▶ **WHAT THIS TASK INVOLVES**: In how many lines does the string "information" appear? Answer with the number only.

▶ **DATA ENTRIES**:
— BEGIN —

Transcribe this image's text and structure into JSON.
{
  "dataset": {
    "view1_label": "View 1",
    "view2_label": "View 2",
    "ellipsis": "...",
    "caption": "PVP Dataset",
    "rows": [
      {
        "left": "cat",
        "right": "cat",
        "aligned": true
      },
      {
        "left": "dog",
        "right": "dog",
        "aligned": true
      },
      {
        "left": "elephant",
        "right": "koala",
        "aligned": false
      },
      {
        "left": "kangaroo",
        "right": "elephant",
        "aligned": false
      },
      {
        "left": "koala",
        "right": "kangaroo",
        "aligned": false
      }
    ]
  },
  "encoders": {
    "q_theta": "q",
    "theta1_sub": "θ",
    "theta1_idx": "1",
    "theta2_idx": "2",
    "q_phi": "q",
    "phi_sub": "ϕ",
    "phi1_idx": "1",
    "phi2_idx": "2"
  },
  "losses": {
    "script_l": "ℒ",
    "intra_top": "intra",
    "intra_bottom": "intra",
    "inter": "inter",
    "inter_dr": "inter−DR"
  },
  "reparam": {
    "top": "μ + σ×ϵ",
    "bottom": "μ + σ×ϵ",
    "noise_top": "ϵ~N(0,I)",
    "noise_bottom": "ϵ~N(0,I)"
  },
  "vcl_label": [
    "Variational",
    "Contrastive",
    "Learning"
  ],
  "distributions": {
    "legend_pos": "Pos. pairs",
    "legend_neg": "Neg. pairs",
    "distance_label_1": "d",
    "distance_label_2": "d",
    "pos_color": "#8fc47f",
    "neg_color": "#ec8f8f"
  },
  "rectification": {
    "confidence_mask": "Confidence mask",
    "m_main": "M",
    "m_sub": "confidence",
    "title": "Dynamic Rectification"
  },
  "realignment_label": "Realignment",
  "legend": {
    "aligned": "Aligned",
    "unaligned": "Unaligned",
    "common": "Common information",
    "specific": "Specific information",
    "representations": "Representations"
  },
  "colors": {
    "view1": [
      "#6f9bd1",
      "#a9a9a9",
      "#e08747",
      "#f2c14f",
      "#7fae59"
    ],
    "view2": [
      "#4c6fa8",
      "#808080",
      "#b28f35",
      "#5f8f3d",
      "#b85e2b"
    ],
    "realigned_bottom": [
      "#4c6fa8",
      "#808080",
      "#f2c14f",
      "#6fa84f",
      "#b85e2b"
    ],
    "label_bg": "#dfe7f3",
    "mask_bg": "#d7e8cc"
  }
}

— END —

▶ **PROBLEM SOLUTION**: 2